- **YOUR GOAL**:
Could you repeat, word for word, every line from the one containing "What text is on this page?" through the final line of the records below, and nothing else?

[start]

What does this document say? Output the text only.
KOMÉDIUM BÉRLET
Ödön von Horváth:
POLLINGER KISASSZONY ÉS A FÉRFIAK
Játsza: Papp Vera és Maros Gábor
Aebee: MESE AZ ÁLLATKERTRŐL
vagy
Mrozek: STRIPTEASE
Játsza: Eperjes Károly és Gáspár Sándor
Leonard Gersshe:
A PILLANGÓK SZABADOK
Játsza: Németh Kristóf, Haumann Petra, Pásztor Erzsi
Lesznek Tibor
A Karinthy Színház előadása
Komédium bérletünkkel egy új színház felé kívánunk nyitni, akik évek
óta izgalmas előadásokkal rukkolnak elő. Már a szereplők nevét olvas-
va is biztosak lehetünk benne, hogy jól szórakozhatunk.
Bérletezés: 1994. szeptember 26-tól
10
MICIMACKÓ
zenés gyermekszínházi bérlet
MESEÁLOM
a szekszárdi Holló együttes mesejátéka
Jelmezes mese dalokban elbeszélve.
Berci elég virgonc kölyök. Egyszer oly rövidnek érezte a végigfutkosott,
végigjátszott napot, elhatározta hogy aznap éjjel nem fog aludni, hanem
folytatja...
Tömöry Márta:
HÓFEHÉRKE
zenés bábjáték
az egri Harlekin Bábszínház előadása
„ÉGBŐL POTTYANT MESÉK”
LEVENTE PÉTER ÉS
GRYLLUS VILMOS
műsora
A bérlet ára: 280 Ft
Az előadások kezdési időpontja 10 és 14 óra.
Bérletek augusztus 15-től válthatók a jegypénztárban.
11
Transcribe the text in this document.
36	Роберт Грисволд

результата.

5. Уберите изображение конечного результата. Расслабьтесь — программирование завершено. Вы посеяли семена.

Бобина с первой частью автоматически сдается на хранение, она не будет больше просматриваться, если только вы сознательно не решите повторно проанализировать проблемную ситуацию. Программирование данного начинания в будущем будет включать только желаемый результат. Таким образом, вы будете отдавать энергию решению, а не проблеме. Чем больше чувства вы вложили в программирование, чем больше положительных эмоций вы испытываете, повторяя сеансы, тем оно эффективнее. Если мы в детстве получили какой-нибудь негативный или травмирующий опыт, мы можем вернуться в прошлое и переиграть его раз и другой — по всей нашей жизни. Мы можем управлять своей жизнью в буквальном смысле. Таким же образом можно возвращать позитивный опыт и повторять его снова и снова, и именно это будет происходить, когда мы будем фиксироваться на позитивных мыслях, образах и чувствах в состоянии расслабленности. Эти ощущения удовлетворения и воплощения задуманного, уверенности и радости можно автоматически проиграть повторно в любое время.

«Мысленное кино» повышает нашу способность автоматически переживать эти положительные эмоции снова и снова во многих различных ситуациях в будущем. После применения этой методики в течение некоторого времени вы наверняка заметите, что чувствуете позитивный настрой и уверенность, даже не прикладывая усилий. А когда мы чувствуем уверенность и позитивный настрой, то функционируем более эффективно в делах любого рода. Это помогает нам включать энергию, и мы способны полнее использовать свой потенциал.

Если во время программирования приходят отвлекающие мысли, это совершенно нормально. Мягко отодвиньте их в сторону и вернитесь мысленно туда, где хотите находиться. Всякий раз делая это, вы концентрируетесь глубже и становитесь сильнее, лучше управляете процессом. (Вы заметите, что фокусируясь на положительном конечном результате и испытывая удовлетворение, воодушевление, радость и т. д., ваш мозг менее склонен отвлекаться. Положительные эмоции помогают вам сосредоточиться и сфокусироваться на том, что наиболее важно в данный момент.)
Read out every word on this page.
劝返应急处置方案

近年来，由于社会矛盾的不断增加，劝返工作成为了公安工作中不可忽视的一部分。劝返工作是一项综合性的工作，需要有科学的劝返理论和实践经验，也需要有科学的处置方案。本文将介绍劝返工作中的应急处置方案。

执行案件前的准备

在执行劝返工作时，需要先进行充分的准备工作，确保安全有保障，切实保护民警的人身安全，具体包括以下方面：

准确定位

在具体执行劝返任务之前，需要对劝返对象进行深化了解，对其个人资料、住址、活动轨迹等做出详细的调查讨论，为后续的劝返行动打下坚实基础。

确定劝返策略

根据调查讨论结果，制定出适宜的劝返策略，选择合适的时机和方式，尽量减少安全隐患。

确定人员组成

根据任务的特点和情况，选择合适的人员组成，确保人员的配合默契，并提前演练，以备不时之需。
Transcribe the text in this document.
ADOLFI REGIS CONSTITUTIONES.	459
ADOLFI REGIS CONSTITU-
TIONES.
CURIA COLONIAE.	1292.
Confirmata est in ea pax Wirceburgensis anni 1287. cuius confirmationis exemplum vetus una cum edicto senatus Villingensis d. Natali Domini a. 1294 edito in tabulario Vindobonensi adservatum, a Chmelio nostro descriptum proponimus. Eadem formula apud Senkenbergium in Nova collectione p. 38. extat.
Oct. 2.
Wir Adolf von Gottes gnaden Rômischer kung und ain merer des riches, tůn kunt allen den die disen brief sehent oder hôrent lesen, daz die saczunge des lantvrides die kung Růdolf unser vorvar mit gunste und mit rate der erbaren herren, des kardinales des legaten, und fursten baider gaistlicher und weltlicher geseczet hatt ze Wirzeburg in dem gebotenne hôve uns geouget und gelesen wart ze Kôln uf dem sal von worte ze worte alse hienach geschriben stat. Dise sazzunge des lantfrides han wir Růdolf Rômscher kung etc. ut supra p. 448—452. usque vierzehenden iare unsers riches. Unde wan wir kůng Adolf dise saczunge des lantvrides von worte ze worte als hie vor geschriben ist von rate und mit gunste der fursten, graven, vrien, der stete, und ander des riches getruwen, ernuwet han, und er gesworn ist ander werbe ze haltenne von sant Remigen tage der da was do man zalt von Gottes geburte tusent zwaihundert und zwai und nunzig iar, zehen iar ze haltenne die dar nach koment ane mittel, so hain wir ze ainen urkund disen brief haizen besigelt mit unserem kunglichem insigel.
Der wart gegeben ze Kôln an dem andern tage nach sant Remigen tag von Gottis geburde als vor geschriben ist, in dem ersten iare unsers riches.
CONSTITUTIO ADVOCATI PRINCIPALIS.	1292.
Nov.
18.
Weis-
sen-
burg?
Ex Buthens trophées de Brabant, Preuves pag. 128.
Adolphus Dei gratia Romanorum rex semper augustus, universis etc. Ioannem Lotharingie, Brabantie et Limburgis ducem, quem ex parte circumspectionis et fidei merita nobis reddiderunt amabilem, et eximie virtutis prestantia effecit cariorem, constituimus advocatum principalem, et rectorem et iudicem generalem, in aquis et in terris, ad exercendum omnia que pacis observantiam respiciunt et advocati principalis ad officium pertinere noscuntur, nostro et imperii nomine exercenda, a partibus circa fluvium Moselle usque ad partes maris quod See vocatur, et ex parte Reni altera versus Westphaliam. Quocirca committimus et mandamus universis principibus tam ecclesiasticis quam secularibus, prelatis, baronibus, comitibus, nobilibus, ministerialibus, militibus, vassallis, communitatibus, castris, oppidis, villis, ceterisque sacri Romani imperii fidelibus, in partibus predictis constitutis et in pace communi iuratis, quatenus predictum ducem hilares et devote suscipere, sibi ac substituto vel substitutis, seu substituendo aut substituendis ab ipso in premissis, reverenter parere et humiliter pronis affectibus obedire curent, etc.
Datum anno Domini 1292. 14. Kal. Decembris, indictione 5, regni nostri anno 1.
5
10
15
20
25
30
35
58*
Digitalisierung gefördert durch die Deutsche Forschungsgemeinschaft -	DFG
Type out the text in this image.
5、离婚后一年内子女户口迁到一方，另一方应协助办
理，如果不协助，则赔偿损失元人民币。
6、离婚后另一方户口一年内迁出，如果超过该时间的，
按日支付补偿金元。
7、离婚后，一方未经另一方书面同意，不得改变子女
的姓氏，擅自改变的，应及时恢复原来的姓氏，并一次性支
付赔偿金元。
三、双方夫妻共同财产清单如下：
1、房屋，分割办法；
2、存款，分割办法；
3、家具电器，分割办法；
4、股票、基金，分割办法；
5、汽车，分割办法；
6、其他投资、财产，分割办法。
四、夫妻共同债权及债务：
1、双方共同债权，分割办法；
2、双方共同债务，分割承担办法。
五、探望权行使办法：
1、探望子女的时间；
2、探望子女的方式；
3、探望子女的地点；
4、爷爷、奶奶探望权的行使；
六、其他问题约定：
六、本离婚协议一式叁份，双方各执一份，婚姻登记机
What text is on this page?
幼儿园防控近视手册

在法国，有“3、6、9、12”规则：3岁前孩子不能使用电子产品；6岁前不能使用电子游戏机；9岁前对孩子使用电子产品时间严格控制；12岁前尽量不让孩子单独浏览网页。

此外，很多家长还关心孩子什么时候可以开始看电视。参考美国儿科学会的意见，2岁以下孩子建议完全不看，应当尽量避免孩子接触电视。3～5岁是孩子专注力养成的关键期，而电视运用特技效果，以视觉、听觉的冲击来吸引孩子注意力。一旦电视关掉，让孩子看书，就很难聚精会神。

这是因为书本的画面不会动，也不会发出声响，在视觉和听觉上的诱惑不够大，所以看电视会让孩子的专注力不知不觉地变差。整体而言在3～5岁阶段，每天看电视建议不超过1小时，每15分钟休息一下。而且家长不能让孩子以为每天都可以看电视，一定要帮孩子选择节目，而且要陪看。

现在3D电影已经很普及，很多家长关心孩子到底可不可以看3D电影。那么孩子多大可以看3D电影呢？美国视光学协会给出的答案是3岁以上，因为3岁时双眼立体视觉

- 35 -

[end]

- **REPLY**:
What text is on this page?
幼儿园防控近视手册

在法国，有“3、6、9、12”规则：3岁前孩子不能使用电子产品；6岁前不能使用电子游戏机；9岁前对孩子使用电子产品时间严格控制；12岁前尽量不让孩子单独浏览网页。

此外，很多家长还关心孩子什么时候可以开始看电视。参考美国儿科学会的意见，2岁以下孩子建议完全不看，应当尽量避免孩子接触电视。3～5岁是孩子专注力养成的关键期，而电视运用特技效果，以视觉、听觉的冲击来吸引孩子注意力。一旦电视关掉，让孩子看书，就很难聚精会神。

这是因为书本的画面不会动，也不会发出声响，在视觉和听觉上的诱惑不够大，所以看电视会让孩子的专注力不知不觉地变差。整体而言在3～5岁阶段，每天看电视建议不超过1小时，每15分钟休息一下。而且家长不能让孩子以为每天都可以看电视，一定要帮孩子选择节目，而且要陪看。

现在3D电影已经很普及，很多家长关心孩子到底可不可以看3D电影。那么孩子多大可以看3D电影呢？美国视光学协会给出的答案是3岁以上，因为3岁时双眼立体视觉

- 35 -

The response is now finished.